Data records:

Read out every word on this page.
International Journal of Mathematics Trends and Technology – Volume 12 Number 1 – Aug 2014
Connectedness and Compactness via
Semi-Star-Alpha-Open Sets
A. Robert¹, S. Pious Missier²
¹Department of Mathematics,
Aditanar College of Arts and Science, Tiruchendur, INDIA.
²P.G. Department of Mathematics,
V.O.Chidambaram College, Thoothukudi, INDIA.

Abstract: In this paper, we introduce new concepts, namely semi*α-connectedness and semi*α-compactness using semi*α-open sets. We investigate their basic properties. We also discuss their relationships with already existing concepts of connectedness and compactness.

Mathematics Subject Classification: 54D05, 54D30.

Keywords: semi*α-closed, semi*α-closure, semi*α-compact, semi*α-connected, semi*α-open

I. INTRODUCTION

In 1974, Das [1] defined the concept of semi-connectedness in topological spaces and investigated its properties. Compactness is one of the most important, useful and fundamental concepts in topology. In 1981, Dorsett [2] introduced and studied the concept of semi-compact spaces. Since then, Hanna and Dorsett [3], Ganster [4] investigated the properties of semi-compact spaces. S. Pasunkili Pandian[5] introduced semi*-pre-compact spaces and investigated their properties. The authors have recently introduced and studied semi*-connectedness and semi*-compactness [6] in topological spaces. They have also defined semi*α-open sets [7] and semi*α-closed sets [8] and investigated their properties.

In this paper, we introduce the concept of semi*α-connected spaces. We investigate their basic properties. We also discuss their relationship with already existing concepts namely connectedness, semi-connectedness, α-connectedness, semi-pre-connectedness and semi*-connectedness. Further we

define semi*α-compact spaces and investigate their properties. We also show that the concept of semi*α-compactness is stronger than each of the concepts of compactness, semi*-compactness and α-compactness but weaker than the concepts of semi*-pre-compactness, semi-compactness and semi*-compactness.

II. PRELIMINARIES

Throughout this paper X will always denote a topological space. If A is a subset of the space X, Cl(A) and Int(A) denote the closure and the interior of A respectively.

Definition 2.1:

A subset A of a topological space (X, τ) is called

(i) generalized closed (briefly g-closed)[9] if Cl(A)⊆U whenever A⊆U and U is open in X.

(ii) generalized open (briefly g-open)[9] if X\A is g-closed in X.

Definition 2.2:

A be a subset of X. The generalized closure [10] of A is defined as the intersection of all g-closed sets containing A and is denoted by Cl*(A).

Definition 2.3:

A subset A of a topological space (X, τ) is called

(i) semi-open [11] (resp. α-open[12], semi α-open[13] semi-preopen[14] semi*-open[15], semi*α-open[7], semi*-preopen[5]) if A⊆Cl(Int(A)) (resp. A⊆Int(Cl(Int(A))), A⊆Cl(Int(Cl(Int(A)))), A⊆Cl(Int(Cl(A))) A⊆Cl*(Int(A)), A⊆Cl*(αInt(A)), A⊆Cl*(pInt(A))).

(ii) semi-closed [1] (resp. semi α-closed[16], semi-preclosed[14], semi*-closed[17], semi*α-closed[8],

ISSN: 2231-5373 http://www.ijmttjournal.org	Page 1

--

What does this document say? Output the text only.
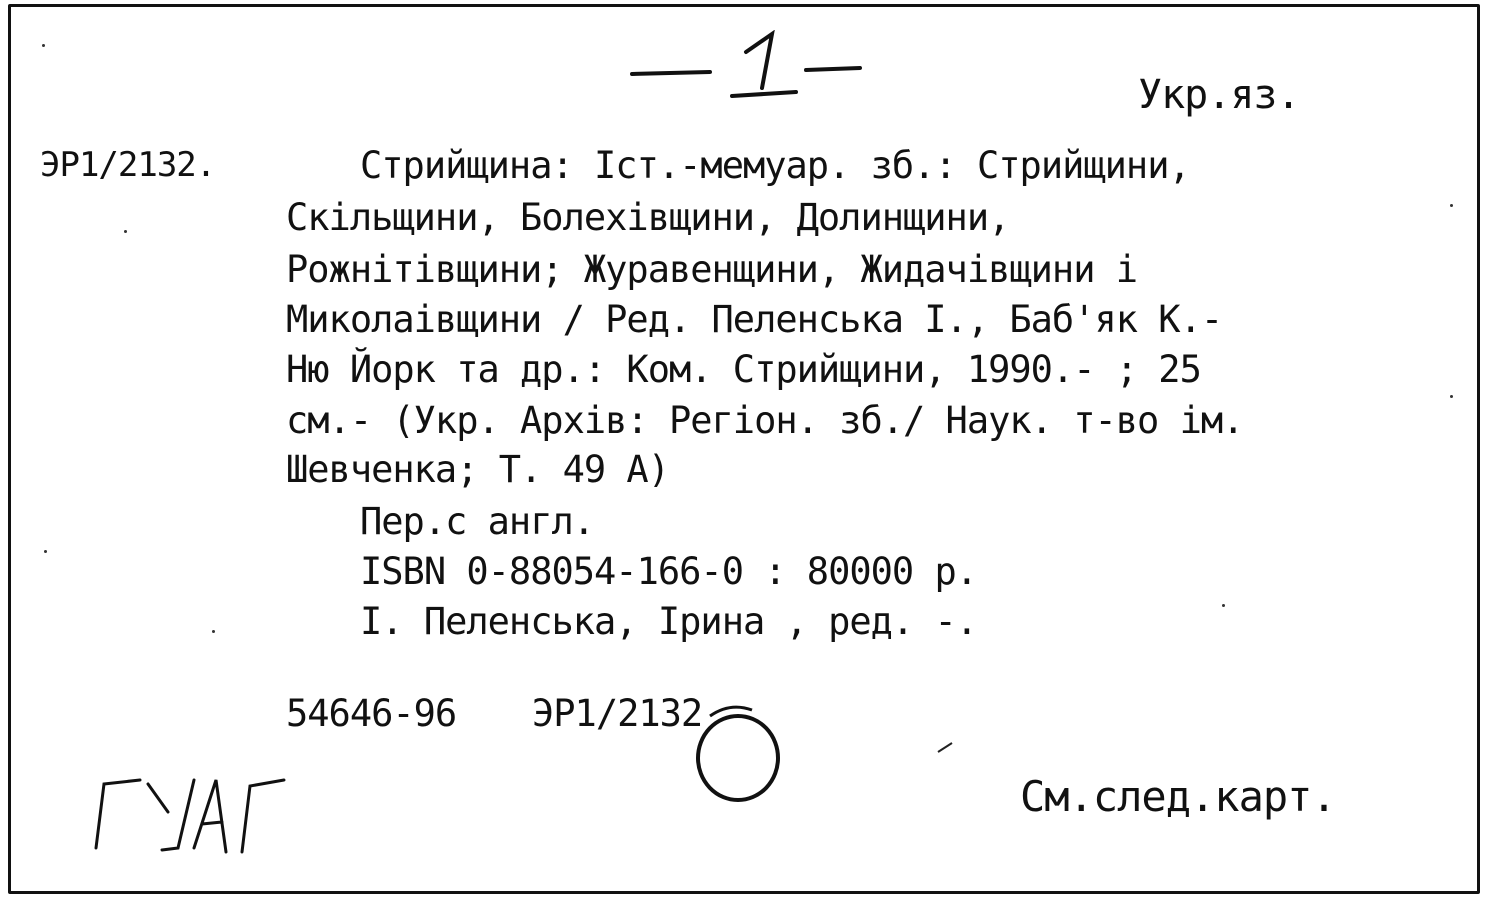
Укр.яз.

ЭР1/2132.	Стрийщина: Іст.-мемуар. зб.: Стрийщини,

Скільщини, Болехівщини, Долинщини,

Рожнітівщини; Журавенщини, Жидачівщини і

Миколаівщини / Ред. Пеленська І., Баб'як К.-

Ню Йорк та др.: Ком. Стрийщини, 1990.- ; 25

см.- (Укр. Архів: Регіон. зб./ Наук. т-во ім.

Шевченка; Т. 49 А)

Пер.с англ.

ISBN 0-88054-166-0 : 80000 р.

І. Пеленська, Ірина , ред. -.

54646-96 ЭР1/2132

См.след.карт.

Work to be completed: Where a line above includes "their", copy that line.

Reply to the exercise:
Abstract: In this paper, we introduce new concepts, namely semi*α-connectedness and semi*α-compactness using semi*α-open sets. We investigate their basic properties. We also discuss their relationships with already existing concepts of connectedness and compactness.
In 1974, Das [1] defined the concept of semi-connectedness in topological spaces and investigated its properties. Compactness is one of the most important, useful and fundamental concepts in topology. In 1981, Dorsett [2] introduced and studied the concept of semi-compact spaces. Since then, Hanna and Dorsett [3], Ganster [4] investigated the properties of semi-compact spaces. S. Pasunkili Pandian[5] introduced semi*-pre-compact spaces and investigated their properties. The authors have recently introduced and studied semi*-connectedness and semi*-compactness [6] in topological spaces. They have also defined semi*α-open sets [7] and semi*α-closed sets [8] and investigated their properties.
In this paper, we introduce the concept of semi*α-connected spaces. We investigate their basic properties. We also discuss their relationship with already existing concepts namely connectedness, semi-connectedness, α-connectedness, semi-pre-connectedness and semi*-connectedness. Further we
define semi*α-compact spaces and investigate their properties. We also show that the concept of semi*α-compactness is stronger than each of the concepts of compactness, semi*-compactness and α-compactness but weaker than the concepts of semi*-pre-compactness, semi-compactness and semi*-compactness.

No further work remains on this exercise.